Exactly repeat the full listing that follows.

Items from a dataset:
====================

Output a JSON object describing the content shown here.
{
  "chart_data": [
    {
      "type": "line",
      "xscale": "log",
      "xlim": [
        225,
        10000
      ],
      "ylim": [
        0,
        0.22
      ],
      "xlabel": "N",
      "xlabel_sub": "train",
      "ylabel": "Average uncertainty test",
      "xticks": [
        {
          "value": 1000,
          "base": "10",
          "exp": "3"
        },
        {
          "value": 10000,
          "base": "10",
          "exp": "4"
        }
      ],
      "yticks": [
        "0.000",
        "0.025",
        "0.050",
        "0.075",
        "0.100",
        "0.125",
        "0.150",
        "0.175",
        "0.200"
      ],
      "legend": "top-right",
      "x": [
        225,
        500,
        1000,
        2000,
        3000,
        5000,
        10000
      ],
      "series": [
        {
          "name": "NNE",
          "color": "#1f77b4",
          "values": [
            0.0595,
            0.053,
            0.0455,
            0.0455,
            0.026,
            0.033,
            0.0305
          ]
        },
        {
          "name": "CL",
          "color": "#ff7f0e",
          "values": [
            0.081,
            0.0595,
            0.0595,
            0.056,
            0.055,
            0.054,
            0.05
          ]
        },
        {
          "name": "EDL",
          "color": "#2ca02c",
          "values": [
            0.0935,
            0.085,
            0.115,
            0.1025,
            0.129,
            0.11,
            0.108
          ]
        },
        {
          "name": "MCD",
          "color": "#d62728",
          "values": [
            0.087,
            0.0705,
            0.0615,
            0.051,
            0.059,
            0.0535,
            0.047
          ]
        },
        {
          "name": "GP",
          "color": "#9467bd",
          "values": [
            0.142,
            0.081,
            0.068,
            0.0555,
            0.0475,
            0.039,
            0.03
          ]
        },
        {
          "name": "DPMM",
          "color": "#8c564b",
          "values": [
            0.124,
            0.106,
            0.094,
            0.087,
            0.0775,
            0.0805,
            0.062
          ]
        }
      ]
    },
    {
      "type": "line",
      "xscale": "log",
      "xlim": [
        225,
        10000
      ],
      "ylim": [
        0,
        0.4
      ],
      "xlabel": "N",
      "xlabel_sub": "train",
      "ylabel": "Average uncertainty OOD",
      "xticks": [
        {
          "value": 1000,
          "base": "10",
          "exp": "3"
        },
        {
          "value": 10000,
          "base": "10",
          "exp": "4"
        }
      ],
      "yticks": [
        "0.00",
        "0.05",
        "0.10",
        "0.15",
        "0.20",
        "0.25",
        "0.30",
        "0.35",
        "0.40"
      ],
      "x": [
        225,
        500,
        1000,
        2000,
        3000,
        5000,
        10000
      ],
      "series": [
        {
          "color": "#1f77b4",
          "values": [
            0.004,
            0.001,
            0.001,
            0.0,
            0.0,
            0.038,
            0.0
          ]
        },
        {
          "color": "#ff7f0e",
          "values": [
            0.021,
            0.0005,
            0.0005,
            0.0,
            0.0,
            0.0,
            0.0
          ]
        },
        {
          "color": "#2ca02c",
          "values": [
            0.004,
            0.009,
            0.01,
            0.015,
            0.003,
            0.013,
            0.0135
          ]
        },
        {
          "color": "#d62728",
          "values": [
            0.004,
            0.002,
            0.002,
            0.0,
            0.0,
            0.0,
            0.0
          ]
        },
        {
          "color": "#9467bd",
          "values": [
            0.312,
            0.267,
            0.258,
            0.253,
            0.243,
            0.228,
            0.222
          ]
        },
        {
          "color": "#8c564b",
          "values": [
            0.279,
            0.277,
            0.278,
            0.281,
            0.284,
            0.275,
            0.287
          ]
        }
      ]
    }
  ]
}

====================

- **CORRECT OUTPUT**
Output a JSON object describing the content shown here.
{
  "chart_data": [
    {
      "type": "line",
      "xscale": "log",
      "xlim": [
        225,
        10000
      ],
      "ylim": [
        0,
        0.22
      ],
      "xlabel": "N",
      "xlabel_sub": "train",
      "ylabel": "Average uncertainty test",
      "xticks": [
        {
          "value": 1000,
          "base": "10",
          "exp": "3"
        },
        {
          "value": 10000,
          "base": "10",
          "exp": "4"
        }
      ],
      "yticks": [
        "0.000",
        "0.025",
        "0.050",
        "0.075",
        "0.100",
        "0.125",
        "0.150",
        "0.175",
        "0.200"
      ],
      "legend": "top-right",
      "x": [
        225,
        500,
        1000,
        2000,
        3000,
        5000,
        10000
      ],
      "series": [
        {
          "name": "NNE",
          "color": "#1f77b4",
          "values": [
            0.0595,
            0.053,
            0.0455,
            0.0455,
            0.026,
            0.033,
            0.0305
          ]
        },
        {
          "name": "CL",
          "color": "#ff7f0e",
          "values": [
            0.081,
            0.0595,
            0.0595,
            0.056,
            0.055,
            0.054,
            0.05
          ]
        },
        {
          "name": "EDL",
          "color": "#2ca02c",
          "values": [
            0.0935,
            0.085,
            0.115,
            0.1025,
            0.129,
            0.11,
            0.108
          ]
        },
        {
          "name": "MCD",
          "color": "#d62728",
          "values": [
            0.087,
            0.0705,
            0.0615,
            0.051,
            0.059,
            0.0535,
            0.047
          ]
        },
        {
          "name": "GP",
          "color": "#9467bd",
          "values": [
            0.142,
            0.081,
            0.068,
            0.0555,
            0.0475,
            0.039,
            0.03
          ]
        },
        {
          "name": "DPMM",
          "color": "#8c564b",
          "values": [
            0.124,
            0.106,
            0.094,
            0.087,
            0.0775,
            0.0805,
            0.062
          ]
        }
      ]
    },
    {
      "type": "line",
      "xscale": "log",
      "xlim": [
        225,
        10000
      ],
      "ylim": [
        0,
        0.4
      ],
      "xlabel": "N",
      "xlabel_sub": "train",
      "ylabel": "Average uncertainty OOD",
      "xticks": [
        {
          "value": 1000,
          "base": "10",
          "exp": "3"
        },
        {
          "value": 10000,
          "base": "10",
          "exp": "4"
        }
      ],
      "yticks": [
        "0.00",
        "0.05",
        "0.10",
        "0.15",
        "0.20",
        "0.25",
        "0.30",
        "0.35",
        "0.40"
      ],
      "x": [
        225,
        500,
        1000,
        2000,
        3000,
        5000,
        10000
      ],
      "series": [
        {
          "color": "#1f77b4",
          "values": [
            0.004,
            0.001,
            0.001,
            0.0,
            0.0,
            0.038,
            0.0
          ]
        },
        {
          "color": "#ff7f0e",
          "values": [
            0.021,
            0.0005,
            0.0005,
            0.0,
            0.0,
            0.0,
            0.0
          ]
        },
        {
          "color": "#2ca02c",
          "values": [
            0.004,
            0.009,
            0.01,
            0.015,
            0.003,
            0.013,
            0.0135
          ]
        },
        {
          "color": "#d62728",
          "values": [
            0.004,
            0.002,
            0.002,
            0.0,
            0.0,
            0.0,
            0.0
          ]
        },
        {
          "color": "#9467bd",
          "values": [
            0.312,
            0.267,
            0.258,
            0.253,
            0.243,
            0.228,
            0.222
          ]
        },
        {
          "color": "#8c564b",
          "values": [
            0.279,
            0.277,
            0.278,
            0.281,
            0.284,
            0.275,
            0.287
          ]
        }
      ]
    }
  ]
}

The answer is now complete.